Appian Way Productions is a Los Angeles based film and television production company founded in 2001 by actor and producer Leonardo DiCaprio. Jennifer Davisson serves as President of Production. Since its launch, Appian Way has released a diverse slate of films, including Alejandro Iñárritu's three-time Academy Award and Golden Globe winner The Revenant, Martin Scorsese’s Academy Award and Golden Globe nominated The Wolf of Wall Street and Academy Award nominated and Golden Globe winning The Aviator, along with Shutter Island, Scott Cooper’s Out of the Furnace, George Clooney’s Golden Globe nominated The Ides of March, the psychological thriller Orphan and the film adaptation of Dennis Lehane’s critically acclaimed novel Live by Night with Ben Affleck, among others. The television adaptation of The Right Stuff based on the acclaimed Tom Wolfe book for National Geographic which premiered on Disney+ in October 2020.

◆ Short exercise: Carry on the Appian Way Productions company description from its last sentence, writing in the same manner.

◆ Dataset content:
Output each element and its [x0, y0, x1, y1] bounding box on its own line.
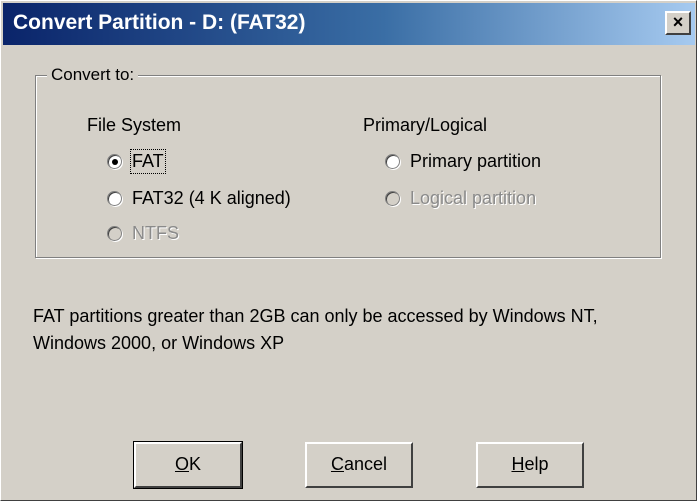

◆ The reply:
In recent years, the company has put forth strong efforts to gain headway in the documentary world, especially as it pertains to progressive environmental change. Appian Way recently worked in partnership with the History Channel on Frontiersman, and National Geographic to produce Before the Flood, a documentary film that sheds light on that aforementioned change. It also worked with Netflix on the Academy Award nominated Virunga, directed by Orlando von Einsiedel, and Kip Anderson's Cowspiracy: The Sustainability Secret. Appian is in partnership with Netflix on several additional documentaries, including critically acclaimed The Ivory Game, How to Change the World and Catching the Sun. Recently released projects include; Sea of Shadows with National Geographic, which won the Audience Award at the 2019 Sundance Film Festival, Ice on Fire with HBO, along with And We Go Green which premiered at the 2019 Toronto Film Festival.

The company's first film was The Assassination of Richard Nixon (2004), which was screened at the 57th Cannes Film Festival. In the company's second film, the 2004 biopic The Aviator, DiCaprio starred as Howard Hughes. The film was a critical and commercial success, and earned several Academy Award nominations, including Best Picture. Its following productions were released three years later—the comedy drama Gardener of Eden (2007) and the documentary The 11th Hour (2007). DiCaprio secured a three-season television series Greensburg (2008–2010) for the company.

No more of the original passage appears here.